● **EXERCISE BRIEF**
Pull out every line with the word "行政运行" from the entries below.
-- Start of RAW DATA --
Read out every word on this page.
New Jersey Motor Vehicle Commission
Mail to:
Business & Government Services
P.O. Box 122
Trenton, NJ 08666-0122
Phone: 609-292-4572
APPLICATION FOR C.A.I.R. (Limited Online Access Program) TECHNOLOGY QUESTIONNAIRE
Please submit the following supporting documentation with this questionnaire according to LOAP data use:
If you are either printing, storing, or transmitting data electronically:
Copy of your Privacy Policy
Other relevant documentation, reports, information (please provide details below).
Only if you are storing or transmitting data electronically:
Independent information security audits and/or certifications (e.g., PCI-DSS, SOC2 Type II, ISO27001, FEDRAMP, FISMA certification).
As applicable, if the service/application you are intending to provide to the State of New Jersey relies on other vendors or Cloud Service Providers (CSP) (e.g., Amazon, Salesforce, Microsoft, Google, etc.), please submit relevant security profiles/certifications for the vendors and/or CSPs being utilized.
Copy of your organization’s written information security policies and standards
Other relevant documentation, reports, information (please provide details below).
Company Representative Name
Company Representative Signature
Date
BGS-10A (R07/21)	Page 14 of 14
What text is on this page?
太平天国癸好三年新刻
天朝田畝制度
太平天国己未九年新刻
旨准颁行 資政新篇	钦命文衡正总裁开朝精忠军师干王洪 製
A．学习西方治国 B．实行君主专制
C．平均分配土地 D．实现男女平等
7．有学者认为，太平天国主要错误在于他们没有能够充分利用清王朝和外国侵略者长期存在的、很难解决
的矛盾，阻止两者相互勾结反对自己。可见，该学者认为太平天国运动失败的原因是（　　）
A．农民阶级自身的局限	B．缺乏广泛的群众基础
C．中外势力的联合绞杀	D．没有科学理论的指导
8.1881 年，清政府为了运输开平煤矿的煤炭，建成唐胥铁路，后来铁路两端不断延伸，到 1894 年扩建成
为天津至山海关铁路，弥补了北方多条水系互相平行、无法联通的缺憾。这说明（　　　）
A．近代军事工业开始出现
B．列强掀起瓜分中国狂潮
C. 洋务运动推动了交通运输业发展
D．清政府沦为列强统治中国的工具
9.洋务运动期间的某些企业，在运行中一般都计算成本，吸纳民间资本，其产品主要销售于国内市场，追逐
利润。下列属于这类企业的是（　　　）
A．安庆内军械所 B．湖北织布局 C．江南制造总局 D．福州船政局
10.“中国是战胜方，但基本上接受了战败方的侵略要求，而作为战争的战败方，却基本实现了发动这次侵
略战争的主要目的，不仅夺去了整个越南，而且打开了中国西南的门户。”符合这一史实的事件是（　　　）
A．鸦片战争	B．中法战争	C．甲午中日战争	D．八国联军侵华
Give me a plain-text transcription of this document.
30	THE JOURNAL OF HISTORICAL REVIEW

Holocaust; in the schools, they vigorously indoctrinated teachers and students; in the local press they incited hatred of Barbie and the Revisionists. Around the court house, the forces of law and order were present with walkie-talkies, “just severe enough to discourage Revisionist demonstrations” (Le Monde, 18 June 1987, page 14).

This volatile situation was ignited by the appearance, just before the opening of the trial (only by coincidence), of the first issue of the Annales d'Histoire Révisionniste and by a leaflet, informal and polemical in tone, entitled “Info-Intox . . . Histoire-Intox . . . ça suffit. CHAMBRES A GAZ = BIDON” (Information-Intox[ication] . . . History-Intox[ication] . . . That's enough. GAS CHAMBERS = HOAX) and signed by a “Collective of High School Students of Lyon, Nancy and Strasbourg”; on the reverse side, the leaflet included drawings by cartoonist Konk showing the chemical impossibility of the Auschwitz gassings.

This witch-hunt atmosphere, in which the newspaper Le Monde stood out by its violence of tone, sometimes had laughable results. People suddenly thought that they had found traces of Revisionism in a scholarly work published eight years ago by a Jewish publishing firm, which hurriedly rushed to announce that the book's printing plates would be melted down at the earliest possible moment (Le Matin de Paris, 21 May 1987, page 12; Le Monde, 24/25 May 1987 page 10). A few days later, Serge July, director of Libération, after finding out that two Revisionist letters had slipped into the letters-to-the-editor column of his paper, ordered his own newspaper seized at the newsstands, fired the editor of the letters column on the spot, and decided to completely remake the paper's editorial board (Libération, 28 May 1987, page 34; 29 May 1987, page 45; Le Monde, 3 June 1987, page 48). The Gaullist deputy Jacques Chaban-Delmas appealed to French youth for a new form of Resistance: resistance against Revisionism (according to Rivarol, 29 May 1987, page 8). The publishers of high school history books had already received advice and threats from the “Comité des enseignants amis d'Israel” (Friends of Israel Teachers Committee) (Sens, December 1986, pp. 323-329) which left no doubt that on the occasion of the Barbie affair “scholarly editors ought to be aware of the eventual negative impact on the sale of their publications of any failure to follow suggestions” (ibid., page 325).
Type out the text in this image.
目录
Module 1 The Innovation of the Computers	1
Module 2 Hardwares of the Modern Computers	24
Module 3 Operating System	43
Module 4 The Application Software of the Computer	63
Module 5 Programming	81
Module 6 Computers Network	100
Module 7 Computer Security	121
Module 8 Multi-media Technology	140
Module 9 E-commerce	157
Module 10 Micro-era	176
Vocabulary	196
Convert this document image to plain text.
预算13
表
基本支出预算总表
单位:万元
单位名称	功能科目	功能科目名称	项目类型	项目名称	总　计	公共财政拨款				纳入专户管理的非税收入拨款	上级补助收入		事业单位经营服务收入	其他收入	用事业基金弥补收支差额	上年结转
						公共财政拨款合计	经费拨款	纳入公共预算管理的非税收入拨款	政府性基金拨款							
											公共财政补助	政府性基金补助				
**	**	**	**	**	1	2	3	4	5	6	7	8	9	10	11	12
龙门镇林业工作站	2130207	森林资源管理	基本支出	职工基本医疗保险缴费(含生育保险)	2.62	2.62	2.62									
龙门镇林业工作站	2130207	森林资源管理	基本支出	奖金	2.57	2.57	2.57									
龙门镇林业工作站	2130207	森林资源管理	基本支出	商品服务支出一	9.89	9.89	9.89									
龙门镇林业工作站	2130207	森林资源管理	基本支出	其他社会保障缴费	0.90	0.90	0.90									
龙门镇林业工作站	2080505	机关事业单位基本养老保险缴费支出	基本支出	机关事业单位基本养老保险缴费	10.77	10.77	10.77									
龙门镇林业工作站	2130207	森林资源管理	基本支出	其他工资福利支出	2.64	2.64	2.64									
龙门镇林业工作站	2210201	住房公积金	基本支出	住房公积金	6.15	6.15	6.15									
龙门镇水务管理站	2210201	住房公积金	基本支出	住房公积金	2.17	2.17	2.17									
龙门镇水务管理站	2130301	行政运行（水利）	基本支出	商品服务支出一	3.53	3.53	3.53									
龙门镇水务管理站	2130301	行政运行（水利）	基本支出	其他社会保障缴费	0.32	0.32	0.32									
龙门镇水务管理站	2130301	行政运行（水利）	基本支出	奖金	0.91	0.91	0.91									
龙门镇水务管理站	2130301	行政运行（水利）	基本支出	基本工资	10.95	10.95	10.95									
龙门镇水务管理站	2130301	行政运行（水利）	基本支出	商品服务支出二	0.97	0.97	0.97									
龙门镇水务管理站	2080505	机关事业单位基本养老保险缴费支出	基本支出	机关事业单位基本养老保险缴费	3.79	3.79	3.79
-- End of RAW DATA --
● **RESULT FOR THIS EXERCISE**
龙门镇水务管理站	2130301	行政运行（水利）	基本支出	商品服务支出一	3.53	3.53	3.53									
龙门镇水务管理站	2130301	行政运行（水利）	基本支出	其他社会保障缴费	0.32	0.32	0.32									
龙门镇水务管理站	2130301	行政运行（水利）	基本支出	奖金	0.91	0.91	0.91									
龙门镇水务管理站	2130301	行政运行（水利）	基本支出	基本工资	10.95	10.95	10.95									
龙门镇水务管理站	2130301	行政运行（水利）	基本支出	商品服务支出二	0.97	0.97	0.97									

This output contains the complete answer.